WHAT YOU HAVE TO DO:
Sort through the entries below and pull out lines containing the word "Глава".

↓

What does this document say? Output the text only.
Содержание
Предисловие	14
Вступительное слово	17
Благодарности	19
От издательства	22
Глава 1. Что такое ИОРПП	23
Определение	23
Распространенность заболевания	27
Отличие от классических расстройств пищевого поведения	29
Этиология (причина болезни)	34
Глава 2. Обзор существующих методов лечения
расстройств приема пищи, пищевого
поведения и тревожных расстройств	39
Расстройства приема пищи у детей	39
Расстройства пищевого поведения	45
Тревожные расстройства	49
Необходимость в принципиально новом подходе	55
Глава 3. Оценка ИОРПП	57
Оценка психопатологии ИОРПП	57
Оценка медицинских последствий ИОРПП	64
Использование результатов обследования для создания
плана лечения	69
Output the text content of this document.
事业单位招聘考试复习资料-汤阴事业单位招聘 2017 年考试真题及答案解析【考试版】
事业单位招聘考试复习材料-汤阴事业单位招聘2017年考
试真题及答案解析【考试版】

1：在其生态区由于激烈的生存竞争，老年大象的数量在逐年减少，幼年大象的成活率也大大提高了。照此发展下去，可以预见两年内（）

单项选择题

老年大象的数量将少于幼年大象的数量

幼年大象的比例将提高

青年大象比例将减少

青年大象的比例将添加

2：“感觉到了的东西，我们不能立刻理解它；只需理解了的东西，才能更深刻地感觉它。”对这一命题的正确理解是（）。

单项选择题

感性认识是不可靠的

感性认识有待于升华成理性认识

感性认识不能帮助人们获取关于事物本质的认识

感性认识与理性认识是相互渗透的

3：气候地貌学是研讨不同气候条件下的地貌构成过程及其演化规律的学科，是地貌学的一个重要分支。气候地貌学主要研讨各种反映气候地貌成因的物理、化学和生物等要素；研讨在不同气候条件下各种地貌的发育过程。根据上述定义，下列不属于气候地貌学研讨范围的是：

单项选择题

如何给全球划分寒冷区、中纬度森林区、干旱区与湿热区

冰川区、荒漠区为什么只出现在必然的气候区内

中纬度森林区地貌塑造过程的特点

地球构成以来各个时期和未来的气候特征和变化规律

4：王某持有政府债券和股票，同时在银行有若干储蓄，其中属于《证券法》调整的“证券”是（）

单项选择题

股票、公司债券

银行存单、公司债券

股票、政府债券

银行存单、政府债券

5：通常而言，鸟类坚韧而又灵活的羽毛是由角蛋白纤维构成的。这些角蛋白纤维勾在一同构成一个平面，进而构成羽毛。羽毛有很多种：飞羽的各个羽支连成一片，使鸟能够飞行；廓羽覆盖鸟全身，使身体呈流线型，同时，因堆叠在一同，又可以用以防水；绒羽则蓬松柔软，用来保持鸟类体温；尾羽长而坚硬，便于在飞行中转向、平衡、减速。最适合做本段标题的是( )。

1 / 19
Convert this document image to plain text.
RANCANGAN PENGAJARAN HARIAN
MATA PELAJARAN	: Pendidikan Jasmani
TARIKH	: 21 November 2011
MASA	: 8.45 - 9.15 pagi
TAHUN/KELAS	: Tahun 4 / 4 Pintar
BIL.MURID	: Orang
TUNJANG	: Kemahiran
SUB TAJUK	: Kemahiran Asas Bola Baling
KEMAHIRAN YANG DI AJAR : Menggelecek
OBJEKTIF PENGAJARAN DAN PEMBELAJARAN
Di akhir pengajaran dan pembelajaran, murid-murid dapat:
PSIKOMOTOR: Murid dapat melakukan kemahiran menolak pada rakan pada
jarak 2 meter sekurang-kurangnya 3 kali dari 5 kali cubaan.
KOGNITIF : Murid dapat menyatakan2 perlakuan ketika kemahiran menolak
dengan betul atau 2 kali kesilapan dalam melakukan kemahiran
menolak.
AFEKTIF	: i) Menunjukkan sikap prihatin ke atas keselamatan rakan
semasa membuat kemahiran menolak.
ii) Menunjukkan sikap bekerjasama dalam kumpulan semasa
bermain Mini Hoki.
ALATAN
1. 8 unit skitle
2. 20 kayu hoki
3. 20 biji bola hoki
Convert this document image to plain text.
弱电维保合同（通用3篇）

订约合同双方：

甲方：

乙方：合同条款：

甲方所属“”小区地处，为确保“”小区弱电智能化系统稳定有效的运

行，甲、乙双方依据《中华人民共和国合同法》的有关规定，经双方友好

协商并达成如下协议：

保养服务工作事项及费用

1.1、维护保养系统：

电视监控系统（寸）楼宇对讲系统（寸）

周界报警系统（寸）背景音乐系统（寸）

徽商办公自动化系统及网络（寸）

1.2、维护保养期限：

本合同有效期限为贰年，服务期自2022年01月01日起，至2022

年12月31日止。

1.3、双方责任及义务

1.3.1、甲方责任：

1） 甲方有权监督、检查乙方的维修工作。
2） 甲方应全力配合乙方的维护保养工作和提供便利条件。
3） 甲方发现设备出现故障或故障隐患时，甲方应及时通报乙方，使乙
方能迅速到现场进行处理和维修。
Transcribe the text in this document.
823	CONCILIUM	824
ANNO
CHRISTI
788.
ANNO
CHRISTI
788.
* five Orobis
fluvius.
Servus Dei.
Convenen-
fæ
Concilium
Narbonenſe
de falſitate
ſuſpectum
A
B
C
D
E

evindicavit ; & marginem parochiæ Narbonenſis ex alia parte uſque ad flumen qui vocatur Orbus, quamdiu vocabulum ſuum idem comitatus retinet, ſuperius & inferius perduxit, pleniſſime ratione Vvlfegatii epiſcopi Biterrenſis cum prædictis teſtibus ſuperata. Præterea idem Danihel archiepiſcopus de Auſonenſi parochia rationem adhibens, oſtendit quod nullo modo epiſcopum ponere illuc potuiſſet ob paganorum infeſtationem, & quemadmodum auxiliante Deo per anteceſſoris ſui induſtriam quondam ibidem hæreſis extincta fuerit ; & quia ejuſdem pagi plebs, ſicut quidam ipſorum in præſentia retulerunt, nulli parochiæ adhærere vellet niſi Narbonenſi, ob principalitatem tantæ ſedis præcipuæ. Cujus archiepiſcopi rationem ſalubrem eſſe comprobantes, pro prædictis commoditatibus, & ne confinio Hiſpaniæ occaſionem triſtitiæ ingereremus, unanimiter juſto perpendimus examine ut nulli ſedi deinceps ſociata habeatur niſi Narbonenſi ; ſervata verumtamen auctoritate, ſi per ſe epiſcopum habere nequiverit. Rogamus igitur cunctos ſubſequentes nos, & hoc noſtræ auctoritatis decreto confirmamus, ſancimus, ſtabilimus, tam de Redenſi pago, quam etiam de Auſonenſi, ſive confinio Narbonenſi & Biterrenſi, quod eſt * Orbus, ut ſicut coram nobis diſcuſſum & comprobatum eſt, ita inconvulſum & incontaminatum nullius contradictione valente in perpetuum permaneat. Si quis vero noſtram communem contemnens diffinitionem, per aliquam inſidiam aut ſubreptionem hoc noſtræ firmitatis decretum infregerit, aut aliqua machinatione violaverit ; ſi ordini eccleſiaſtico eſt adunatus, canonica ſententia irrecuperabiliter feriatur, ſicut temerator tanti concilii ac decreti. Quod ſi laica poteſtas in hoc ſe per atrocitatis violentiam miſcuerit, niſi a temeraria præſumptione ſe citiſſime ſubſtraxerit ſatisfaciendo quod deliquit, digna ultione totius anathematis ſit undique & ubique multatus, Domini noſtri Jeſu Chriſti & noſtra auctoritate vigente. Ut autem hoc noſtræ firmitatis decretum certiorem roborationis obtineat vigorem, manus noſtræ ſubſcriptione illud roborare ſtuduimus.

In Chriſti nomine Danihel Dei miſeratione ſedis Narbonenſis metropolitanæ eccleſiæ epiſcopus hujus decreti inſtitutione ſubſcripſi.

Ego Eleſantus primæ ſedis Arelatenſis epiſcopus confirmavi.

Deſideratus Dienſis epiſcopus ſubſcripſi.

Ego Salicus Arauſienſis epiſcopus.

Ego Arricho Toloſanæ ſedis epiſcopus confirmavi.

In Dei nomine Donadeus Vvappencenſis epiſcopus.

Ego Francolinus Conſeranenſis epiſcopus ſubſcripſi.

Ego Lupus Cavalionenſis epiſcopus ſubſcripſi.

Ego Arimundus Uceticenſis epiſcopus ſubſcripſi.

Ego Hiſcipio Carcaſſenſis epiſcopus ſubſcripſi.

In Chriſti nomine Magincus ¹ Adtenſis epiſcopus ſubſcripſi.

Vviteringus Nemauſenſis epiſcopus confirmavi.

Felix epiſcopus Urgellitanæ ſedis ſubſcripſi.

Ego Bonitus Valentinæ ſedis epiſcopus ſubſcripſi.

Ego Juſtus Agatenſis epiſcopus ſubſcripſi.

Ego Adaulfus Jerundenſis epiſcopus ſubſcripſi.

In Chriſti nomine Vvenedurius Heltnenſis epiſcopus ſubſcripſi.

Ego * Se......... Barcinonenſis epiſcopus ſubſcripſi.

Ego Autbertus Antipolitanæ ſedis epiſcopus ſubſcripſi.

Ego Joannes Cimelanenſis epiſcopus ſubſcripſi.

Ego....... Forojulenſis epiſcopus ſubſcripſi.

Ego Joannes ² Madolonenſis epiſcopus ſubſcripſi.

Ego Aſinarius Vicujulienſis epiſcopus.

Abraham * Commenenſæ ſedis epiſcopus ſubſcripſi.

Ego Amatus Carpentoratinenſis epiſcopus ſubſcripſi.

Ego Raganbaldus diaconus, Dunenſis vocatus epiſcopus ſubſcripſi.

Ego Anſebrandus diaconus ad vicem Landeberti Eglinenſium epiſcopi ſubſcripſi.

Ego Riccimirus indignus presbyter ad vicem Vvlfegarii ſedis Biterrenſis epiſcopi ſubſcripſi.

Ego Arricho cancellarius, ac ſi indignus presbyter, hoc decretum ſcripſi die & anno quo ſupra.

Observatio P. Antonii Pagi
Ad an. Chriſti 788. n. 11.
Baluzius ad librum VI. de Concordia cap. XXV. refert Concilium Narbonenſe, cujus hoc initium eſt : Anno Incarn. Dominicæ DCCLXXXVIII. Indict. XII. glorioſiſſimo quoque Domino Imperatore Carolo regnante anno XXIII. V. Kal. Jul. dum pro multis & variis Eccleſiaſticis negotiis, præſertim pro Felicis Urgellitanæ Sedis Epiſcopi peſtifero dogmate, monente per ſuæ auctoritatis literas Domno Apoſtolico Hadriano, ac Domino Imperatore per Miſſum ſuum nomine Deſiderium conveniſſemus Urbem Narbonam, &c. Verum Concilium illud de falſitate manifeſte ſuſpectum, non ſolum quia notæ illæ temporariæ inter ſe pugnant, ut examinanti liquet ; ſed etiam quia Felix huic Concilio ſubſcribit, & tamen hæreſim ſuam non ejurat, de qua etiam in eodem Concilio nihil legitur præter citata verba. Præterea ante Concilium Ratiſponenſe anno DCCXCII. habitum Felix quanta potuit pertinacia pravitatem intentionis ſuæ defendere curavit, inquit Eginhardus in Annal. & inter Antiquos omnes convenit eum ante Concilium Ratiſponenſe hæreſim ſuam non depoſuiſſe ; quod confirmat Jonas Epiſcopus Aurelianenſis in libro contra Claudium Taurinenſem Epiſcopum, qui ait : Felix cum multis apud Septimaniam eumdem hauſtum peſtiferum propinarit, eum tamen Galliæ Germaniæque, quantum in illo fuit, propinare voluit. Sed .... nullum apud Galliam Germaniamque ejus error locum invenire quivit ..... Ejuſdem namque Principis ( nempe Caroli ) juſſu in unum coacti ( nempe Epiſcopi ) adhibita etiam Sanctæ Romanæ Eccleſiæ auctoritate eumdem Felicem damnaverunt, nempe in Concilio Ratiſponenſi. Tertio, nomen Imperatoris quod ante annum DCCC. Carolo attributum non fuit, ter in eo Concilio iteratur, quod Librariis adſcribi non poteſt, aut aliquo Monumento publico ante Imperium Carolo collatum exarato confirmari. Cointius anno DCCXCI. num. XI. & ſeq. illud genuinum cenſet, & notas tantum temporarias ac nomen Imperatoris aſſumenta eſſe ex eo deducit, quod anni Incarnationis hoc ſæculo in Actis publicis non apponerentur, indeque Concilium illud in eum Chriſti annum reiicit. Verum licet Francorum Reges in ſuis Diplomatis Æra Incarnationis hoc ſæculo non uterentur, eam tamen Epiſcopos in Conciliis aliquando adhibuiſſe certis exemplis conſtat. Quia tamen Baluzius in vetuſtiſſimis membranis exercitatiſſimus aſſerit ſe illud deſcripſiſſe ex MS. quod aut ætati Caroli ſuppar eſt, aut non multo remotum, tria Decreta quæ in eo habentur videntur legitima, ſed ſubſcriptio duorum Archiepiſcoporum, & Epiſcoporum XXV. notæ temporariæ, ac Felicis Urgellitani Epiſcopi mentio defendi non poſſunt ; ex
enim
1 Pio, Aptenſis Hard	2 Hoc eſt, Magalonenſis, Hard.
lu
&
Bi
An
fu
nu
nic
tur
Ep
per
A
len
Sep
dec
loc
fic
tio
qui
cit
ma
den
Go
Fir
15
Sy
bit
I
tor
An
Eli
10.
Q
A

↑

THE ANSWER:
Глава 1. Что такое ИОРПП	23
Глава 2. Обзор существующих методов лечения
Глава 3. Оценка ИОРПП	57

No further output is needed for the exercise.